### What to work on
Make an exact copy of all the data.

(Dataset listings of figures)

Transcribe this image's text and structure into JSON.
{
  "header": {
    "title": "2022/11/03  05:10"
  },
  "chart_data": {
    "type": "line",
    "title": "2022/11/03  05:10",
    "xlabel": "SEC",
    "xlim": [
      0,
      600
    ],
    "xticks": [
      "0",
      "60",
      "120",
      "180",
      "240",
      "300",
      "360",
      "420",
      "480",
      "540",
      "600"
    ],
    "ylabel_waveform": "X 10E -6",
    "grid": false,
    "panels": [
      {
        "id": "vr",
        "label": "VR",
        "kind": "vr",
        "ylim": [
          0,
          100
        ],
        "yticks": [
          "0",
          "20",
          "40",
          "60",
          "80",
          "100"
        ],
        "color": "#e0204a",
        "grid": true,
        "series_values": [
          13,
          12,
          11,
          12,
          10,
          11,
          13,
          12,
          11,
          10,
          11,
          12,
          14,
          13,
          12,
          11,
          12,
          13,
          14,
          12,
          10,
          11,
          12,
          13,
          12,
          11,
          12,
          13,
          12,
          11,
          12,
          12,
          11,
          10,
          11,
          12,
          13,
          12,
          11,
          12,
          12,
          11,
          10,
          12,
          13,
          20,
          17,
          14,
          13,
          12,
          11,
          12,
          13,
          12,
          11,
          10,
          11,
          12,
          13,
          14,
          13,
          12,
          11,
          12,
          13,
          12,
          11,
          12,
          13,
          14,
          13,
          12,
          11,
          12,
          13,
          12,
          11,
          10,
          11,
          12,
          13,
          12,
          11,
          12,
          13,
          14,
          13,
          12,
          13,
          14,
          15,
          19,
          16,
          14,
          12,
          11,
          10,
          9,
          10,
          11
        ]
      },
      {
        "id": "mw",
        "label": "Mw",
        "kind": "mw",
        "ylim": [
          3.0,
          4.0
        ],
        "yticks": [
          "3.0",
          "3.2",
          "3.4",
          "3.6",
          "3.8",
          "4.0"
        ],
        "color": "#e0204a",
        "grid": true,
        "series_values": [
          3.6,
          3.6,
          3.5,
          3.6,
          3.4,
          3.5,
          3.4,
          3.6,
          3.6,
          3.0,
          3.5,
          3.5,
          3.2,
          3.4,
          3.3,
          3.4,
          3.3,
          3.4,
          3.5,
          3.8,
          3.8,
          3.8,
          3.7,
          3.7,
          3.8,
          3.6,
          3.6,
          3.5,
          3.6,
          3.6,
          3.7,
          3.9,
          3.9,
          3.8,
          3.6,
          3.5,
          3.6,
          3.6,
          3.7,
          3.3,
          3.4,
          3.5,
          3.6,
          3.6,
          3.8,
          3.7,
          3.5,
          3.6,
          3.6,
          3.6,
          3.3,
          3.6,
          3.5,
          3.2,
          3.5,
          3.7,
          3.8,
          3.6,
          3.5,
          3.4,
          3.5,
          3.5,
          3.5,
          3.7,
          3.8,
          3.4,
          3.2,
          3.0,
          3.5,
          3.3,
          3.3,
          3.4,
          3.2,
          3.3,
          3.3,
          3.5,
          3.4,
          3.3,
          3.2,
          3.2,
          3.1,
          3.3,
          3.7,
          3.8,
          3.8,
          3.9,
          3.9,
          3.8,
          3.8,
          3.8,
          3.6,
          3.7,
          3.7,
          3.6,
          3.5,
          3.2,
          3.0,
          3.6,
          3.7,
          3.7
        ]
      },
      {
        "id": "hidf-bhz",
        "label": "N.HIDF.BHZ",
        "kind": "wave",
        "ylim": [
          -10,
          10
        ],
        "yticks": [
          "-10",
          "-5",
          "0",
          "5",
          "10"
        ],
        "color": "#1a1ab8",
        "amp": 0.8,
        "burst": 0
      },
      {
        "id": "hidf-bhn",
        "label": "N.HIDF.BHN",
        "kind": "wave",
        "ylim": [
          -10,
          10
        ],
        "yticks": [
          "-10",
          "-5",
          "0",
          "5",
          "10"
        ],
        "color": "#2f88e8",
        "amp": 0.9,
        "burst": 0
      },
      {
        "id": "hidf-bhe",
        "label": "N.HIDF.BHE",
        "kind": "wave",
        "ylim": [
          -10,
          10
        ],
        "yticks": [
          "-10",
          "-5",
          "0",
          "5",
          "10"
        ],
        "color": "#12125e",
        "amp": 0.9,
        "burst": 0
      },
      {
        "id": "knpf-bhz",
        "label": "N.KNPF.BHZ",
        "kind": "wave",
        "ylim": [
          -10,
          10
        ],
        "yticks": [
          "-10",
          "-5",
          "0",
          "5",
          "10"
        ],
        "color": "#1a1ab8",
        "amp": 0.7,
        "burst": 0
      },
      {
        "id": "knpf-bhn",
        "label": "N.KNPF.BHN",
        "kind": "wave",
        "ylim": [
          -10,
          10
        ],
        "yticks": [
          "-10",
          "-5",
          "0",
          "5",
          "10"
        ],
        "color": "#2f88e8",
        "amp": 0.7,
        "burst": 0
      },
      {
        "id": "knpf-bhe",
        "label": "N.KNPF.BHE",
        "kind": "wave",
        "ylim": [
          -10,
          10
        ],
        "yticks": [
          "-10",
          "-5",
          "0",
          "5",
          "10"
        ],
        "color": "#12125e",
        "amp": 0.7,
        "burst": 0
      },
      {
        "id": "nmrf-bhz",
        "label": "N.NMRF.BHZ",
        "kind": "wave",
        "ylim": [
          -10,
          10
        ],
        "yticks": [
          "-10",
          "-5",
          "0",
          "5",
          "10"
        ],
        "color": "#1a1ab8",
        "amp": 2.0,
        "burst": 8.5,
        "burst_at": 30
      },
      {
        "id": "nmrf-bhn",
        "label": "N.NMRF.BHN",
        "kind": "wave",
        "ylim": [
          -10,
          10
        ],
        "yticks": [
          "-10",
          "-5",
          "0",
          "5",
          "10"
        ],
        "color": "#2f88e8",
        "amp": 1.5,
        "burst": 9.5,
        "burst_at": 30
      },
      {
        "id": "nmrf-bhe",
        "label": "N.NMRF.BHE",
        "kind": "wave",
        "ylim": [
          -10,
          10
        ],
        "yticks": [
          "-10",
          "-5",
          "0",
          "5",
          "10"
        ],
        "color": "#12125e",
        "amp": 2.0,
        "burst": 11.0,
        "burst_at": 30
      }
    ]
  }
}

### The completed task
Transcribe this image's text and structure into JSON.
{
  "header": {
    "title": "2022/11/03  05:10"
  },
  "chart_data": {
    "type": "line",
    "title": "2022/11/03  05:10",
    "xlabel": "SEC",
    "xlim": [
      0,
      600
    ],
    "xticks": [
      "0",
      "60",
      "120",
      "180",
      "240",
      "300",
      "360",
      "420",
      "480",
      "540",
      "600"
    ],
    "ylabel_waveform": "X 10E -6",
    "grid": false,
    "panels": [
      {
        "id": "vr",
        "label": "VR",
        "kind": "vr",
        "ylim": [
          0,
          100
        ],
        "yticks": [
          "0",
          "20",
          "40",
          "60",
          "80",
          "100"
        ],
        "color": "#e0204a",
        "grid": true,
        "series_values": [
          13,
          12,
          11,
          12,
          10,
          11,
          13,
          12,
          11,
          10,
          11,
          12,
          14,
          13,
          12,
          11,
          12,
          13,
          14,
          12,
          10,
          11,
          12,
          13,
          12,
          11,
          12,
          13,
          12,
          11,
          12,
          12,
          11,
          10,
          11,
          12,
          13,
          12,
          11,
          12,
          12,
          11,
          10,
          12,
          13,
          20,
          17,
          14,
          13,
          12,
          11,
          12,
          13,
          12,
          11,
          10,
          11,
          12,
          13,
          14,
          13,
          12,
          11,
          12,
          13,
          12,
          11,
          12,
          13,
          14,
          13,
          12,
          11,
          12,
          13,
          12,
          11,
          10,
          11,
          12,
          13,
          12,
          11,
          12,
          13,
          14,
          13,
          12,
          13,
          14,
          15,
          19,
          16,
          14,
          12,
          11,
          10,
          9,
          10,
          11
        ]
      },
      {
        "id": "mw",
        "label": "Mw",
        "kind": "mw",
        "ylim": [
          3.0,
          4.0
        ],
        "yticks": [
          "3.0",
          "3.2",
          "3.4",
          "3.6",
          "3.8",
          "4.0"
        ],
        "color": "#e0204a",
        "grid": true,
        "series_values": [
          3.6,
          3.6,
          3.5,
          3.6,
          3.4,
          3.5,
          3.4,
          3.6,
          3.6,
          3.0,
          3.5,
          3.5,
          3.2,
          3.4,
          3.3,
          3.4,
          3.3,
          3.4,
          3.5,
          3.8,
          3.8,
          3.8,
          3.7,
          3.7,
          3.8,
          3.6,
          3.6,
          3.5,
          3.6,
          3.6,
          3.7,
          3.9,
          3.9,
          3.8,
          3.6,
          3.5,
          3.6,
          3.6,
          3.7,
          3.3,
          3.4,
          3.5,
          3.6,
          3.6,
          3.8,
          3.7,
          3.5,
          3.6,
          3.6,
          3.6,
          3.3,
          3.6,
          3.5,
          3.2,
          3.5,
          3.7,
          3.8,
          3.6,
          3.5,
          3.4,
          3.5,
          3.5,
          3.5,
          3.7,
          3.8,
          3.4,
          3.2,
          3.0,
          3.5,
          3.3,
          3.3,
          3.4,
          3.2,
          3.3,
          3.3,
          3.5,
          3.4,
          3.3,
          3.2,
          3.2,
          3.1,
          3.3,
          3.7,
          3.8,
          3.8,
          3.9,
          3.9,
          3.8,
          3.8,
          3.8,
          3.6,
          3.7,
          3.7,
          3.6,
          3.5,
          3.2,
          3.0,
          3.6,
          3.7,
          3.7
        ]
      },
      {
        "id": "hidf-bhz",
        "label": "N.HIDF.BHZ",
        "kind": "wave",
        "ylim": [
          -10,
          10
        ],
        "yticks": [
          "-10",
          "-5",
          "0",
          "5",
          "10"
        ],
        "color": "#1a1ab8",
        "amp": 0.8,
        "burst": 0
      },
      {
        "id": "hidf-bhn",
        "label": "N.HIDF.BHN",
        "kind": "wave",
        "ylim": [
          -10,
          10
        ],
        "yticks": [
          "-10",
          "-5",
          "0",
          "5",
          "10"
        ],
        "color": "#2f88e8",
        "amp": 0.9,
        "burst": 0
      },
      {
        "id": "hidf-bhe",
        "label": "N.HIDF.BHE",
        "kind": "wave",
        "ylim": [
          -10,
          10
        ],
        "yticks": [
          "-10",
          "-5",
          "0",
          "5",
          "10"
        ],
        "color": "#12125e",
        "amp": 0.9,
        "burst": 0
      },
      {
        "id": "knpf-bhz",
        "label": "N.KNPF.BHZ",
        "kind": "wave",
        "ylim": [
          -10,
          10
        ],
        "yticks": [
          "-10",
          "-5",
          "0",
          "5",
          "10"
        ],
        "color": "#1a1ab8",
        "amp": 0.7,
        "burst": 0
      },
      {
        "id": "knpf-bhn",
        "label": "N.KNPF.BHN",
        "kind": "wave",
        "ylim": [
          -10,
          10
        ],
        "yticks": [
          "-10",
          "-5",
          "0",
          "5",
          "10"
        ],
        "color": "#2f88e8",
        "amp": 0.7,
        "burst": 0
      },
      {
        "id": "knpf-bhe",
        "label": "N.KNPF.BHE",
        "kind": "wave",
        "ylim": [
          -10,
          10
        ],
        "yticks": [
          "-10",
          "-5",
          "0",
          "5",
          "10"
        ],
        "color": "#12125e",
        "amp": 0.7,
        "burst": 0
      },
      {
        "id": "nmrf-bhz",
        "label": "N.NMRF.BHZ",
        "kind": "wave",
        "ylim": [
          -10,
          10
        ],
        "yticks": [
          "-10",
          "-5",
          "0",
          "5",
          "10"
        ],
        "color": "#1a1ab8",
        "amp": 2.0,
        "burst": 8.5,
        "burst_at": 30
      },
      {
        "id": "nmrf-bhn",
        "label": "N.NMRF.BHN",
        "kind": "wave",
        "ylim": [
          -10,
          10
        ],
        "yticks": [
          "-10",
          "-5",
          "0",
          "5",
          "10"
        ],
        "color": "#2f88e8",
        "amp": 1.5,
        "burst": 9.5,
        "burst_at": 30
      },
      {
        "id": "nmrf-bhe",
        "label": "N.NMRF.BHE",
        "kind": "wave",
        "ylim": [
          -10,
          10
        ],
        "yticks": [
          "-10",
          "-5",
          "0",
          "5",
          "10"
        ],
        "color": "#12125e",
        "amp": 2.0,
        "burst": 11.0,
        "burst_at": 30
      }
    ]
  }
}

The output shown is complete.